# Short exercise:
Identify the lines that include the word "Distribution", then copy all of them.
>> start Material to process
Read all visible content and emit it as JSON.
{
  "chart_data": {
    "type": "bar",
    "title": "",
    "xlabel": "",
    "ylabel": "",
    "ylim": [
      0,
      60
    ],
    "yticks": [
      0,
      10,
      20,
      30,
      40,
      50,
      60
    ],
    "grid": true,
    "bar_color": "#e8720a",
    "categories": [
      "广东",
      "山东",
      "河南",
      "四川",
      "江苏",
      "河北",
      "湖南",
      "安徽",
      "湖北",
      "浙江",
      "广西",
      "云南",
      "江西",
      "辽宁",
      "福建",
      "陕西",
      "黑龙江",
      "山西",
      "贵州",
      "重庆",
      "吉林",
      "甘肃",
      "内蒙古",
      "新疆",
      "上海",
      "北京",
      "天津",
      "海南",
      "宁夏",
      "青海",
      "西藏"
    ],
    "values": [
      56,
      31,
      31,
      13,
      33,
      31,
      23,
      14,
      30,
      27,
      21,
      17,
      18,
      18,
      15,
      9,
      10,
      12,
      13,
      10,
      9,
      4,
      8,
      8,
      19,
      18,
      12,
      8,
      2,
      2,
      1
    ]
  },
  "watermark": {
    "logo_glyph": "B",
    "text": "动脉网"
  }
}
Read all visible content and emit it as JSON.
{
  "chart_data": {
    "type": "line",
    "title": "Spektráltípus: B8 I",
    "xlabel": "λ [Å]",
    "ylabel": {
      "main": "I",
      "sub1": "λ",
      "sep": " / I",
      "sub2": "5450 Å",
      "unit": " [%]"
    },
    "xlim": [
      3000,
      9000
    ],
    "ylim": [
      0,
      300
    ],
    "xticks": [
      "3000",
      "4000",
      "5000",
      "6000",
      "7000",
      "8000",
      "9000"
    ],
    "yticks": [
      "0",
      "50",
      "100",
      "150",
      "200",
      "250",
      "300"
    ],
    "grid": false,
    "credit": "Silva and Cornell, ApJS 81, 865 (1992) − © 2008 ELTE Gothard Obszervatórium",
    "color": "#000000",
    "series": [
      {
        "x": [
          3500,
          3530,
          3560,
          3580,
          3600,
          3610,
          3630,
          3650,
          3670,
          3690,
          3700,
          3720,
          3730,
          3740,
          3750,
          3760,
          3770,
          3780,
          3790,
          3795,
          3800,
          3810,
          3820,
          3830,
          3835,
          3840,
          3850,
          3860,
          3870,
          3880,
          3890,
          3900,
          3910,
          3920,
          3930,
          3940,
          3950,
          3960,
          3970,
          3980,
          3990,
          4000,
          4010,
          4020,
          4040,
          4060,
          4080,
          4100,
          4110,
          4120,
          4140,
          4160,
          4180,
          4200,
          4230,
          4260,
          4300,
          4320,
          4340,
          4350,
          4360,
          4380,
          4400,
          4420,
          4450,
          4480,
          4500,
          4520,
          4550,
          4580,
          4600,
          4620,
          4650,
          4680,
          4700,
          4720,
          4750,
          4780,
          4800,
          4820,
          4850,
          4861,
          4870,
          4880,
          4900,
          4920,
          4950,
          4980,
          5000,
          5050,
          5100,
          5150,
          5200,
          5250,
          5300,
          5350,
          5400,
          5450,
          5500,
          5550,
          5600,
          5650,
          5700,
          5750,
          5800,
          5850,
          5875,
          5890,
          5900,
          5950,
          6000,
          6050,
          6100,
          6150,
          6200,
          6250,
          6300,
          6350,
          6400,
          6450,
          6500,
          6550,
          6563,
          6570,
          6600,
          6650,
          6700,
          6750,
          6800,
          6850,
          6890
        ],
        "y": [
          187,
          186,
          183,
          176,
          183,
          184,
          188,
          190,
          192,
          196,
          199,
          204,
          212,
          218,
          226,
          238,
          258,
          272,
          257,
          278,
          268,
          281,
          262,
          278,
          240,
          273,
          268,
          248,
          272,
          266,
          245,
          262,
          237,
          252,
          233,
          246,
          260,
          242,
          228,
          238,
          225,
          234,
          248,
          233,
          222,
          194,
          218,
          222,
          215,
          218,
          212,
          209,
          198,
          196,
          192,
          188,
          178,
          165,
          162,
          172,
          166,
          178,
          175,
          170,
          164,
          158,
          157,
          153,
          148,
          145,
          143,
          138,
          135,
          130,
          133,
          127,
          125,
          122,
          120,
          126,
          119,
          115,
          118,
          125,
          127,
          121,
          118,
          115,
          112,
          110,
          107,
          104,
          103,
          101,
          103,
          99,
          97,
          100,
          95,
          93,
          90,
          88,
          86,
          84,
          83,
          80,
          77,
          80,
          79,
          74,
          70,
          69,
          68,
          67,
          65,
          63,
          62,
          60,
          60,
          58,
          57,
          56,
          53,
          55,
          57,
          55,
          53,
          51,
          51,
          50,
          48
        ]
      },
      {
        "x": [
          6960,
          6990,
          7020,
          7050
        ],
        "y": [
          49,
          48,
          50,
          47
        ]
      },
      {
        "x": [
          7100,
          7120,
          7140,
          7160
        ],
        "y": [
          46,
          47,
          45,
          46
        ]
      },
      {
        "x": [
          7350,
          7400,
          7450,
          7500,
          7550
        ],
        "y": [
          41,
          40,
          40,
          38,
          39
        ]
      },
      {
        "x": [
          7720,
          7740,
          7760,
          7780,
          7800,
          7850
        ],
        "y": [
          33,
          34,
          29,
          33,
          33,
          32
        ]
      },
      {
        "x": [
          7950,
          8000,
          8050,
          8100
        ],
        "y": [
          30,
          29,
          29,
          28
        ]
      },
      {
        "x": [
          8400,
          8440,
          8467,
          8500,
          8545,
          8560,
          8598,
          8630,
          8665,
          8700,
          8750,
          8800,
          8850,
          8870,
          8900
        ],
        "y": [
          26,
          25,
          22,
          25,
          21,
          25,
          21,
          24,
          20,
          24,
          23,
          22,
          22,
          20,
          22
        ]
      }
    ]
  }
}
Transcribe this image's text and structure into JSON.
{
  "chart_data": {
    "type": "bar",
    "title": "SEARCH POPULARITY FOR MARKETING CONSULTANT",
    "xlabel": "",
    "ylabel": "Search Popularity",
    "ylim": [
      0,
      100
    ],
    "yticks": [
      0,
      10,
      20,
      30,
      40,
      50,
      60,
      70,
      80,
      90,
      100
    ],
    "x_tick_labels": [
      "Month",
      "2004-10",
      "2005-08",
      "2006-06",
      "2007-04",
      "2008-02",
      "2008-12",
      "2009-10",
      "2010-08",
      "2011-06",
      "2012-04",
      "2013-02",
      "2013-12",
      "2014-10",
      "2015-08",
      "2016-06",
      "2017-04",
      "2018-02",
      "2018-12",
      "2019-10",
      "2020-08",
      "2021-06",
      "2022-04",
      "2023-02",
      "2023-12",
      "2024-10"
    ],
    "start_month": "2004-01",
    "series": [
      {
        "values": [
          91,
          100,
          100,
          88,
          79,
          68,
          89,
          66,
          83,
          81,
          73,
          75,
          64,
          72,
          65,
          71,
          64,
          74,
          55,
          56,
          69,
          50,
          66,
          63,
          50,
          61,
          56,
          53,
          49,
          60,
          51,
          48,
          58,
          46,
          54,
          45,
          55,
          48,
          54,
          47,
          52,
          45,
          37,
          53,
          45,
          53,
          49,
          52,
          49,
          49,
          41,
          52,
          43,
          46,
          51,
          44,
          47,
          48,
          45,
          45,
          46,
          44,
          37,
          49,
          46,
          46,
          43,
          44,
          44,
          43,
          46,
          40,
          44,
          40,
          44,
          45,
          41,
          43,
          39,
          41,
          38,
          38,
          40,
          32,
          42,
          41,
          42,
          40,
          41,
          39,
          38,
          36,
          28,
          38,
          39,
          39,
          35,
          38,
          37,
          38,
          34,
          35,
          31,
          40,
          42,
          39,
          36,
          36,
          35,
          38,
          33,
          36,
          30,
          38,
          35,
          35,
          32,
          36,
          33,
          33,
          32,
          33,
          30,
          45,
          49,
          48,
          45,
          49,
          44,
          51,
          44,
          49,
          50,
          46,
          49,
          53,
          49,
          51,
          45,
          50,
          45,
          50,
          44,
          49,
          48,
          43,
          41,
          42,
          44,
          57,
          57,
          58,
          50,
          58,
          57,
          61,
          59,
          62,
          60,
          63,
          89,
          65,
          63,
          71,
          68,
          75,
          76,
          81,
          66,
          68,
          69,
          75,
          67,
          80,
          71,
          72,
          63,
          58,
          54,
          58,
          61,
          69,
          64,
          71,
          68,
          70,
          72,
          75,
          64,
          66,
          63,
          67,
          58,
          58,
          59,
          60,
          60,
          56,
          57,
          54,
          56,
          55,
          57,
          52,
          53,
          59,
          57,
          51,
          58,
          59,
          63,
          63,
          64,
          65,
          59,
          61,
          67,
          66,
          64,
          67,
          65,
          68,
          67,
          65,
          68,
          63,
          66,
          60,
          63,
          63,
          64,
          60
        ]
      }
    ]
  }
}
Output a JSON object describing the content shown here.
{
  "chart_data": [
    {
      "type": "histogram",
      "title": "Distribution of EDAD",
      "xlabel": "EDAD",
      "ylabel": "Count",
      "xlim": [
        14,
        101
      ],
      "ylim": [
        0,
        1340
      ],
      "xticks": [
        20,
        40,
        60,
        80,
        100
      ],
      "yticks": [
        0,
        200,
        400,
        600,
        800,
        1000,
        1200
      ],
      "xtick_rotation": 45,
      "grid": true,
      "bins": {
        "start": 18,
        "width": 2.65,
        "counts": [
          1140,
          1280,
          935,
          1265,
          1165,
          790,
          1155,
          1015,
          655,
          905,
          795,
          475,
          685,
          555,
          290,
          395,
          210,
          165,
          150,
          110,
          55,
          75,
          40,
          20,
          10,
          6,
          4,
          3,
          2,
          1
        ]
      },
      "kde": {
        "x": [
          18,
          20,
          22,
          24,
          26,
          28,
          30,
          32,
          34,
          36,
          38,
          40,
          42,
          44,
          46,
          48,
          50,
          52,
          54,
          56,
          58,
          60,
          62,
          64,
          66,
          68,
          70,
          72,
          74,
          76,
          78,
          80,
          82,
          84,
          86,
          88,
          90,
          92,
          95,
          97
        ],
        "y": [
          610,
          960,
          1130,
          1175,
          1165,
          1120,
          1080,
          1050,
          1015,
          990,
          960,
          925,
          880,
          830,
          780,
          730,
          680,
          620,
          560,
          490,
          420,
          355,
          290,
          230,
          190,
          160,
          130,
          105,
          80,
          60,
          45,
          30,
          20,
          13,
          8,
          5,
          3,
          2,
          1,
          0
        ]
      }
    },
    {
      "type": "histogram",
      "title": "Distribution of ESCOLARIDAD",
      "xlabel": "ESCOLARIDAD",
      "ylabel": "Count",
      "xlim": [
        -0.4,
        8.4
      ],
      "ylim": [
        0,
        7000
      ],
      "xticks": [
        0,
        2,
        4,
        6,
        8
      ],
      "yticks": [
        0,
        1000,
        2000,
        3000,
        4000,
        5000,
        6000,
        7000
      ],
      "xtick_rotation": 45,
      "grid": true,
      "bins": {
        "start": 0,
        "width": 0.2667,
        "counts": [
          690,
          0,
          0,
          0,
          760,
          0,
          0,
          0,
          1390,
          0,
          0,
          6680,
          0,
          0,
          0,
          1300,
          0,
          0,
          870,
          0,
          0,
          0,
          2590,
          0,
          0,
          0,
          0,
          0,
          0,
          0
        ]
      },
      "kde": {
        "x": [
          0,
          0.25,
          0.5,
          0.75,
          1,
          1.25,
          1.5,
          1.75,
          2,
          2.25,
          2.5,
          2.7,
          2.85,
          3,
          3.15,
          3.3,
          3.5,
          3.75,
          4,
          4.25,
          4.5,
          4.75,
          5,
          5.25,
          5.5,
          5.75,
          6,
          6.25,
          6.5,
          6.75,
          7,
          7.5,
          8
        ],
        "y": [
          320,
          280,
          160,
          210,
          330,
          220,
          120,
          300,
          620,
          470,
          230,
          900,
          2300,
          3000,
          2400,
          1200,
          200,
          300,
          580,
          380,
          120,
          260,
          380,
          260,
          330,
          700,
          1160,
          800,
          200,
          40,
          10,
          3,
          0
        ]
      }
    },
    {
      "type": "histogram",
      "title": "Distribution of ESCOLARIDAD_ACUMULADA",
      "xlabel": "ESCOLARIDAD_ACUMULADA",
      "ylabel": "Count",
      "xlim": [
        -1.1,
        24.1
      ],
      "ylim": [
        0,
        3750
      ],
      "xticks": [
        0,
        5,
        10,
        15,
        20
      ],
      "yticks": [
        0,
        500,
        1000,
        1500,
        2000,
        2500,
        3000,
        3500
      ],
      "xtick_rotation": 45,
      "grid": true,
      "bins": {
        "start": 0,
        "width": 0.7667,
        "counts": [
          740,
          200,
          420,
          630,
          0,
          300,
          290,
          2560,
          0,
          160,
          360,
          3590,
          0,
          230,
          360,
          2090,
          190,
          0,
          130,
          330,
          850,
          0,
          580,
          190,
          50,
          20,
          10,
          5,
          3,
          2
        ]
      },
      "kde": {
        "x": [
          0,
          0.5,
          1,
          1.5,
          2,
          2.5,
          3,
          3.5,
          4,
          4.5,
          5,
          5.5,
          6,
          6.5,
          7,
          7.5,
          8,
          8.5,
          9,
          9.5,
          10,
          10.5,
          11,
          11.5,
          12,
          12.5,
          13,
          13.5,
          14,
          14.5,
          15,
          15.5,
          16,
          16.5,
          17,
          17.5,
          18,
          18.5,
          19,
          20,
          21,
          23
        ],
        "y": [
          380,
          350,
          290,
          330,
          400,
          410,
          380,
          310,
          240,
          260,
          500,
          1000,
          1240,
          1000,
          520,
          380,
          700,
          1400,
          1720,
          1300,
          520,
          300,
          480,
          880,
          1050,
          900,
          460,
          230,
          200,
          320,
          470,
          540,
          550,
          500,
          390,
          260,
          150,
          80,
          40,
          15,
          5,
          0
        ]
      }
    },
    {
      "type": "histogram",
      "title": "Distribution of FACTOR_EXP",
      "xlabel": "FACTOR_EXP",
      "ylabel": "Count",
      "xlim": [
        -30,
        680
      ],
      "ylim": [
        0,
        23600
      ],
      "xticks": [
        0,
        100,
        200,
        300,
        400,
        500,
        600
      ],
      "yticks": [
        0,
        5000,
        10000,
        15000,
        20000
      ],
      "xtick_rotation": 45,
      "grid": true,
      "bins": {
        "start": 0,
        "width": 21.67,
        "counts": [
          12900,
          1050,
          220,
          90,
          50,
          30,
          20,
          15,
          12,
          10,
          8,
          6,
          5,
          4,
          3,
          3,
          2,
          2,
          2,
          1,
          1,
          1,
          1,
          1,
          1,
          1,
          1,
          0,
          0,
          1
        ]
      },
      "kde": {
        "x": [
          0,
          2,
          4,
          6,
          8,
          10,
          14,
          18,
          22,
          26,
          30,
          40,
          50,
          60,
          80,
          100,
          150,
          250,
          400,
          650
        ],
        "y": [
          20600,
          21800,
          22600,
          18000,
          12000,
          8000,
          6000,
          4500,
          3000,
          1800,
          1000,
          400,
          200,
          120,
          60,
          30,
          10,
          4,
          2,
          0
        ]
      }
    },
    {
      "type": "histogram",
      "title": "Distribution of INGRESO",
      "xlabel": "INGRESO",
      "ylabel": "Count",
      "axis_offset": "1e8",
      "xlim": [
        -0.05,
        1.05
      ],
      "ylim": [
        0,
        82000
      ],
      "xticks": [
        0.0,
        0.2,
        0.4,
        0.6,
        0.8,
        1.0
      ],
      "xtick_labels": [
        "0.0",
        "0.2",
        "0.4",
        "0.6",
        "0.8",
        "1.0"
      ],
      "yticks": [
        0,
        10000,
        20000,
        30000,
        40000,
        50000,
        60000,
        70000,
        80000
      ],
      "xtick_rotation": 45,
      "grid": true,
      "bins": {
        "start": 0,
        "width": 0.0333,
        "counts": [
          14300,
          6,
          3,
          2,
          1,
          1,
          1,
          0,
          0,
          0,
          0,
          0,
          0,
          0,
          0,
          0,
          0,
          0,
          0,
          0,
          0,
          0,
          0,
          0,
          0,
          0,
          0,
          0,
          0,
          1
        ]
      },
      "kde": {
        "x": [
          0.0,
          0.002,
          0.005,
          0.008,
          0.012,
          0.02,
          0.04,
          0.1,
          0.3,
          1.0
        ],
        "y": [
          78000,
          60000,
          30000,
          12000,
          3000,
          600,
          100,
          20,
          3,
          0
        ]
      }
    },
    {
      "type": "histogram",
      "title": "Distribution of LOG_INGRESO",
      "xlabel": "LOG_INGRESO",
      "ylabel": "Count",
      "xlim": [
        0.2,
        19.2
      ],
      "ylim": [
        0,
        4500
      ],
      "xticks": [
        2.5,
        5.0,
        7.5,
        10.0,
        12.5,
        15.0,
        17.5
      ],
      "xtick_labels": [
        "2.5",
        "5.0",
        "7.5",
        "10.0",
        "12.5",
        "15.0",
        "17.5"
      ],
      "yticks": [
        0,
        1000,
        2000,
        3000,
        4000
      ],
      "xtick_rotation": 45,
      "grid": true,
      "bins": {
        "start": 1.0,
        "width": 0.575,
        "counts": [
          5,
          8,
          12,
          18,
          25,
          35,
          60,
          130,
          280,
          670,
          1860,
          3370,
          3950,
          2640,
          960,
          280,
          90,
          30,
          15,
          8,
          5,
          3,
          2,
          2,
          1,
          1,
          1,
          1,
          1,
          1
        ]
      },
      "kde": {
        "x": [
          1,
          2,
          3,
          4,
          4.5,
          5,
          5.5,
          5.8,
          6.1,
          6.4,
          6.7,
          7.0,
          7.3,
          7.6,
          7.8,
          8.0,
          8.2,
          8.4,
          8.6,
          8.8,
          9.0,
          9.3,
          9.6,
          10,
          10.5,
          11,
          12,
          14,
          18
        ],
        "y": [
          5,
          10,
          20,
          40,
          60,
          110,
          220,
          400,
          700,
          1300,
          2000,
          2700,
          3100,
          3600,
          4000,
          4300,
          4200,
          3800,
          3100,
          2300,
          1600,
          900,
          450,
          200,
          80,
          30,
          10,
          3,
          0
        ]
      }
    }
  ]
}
>> end Material to process
# Problem solution:
      "title": "Distribution of EDAD",
      "title": "Distribution of ESCOLARIDAD",
      "title": "Distribution of ESCOLARIDAD_ACUMULADA",
      "title": "Distribution of FACTOR_EXP",
      "title": "Distribution of INGRESO",
      "title": "Distribution of LOG_INGRESO",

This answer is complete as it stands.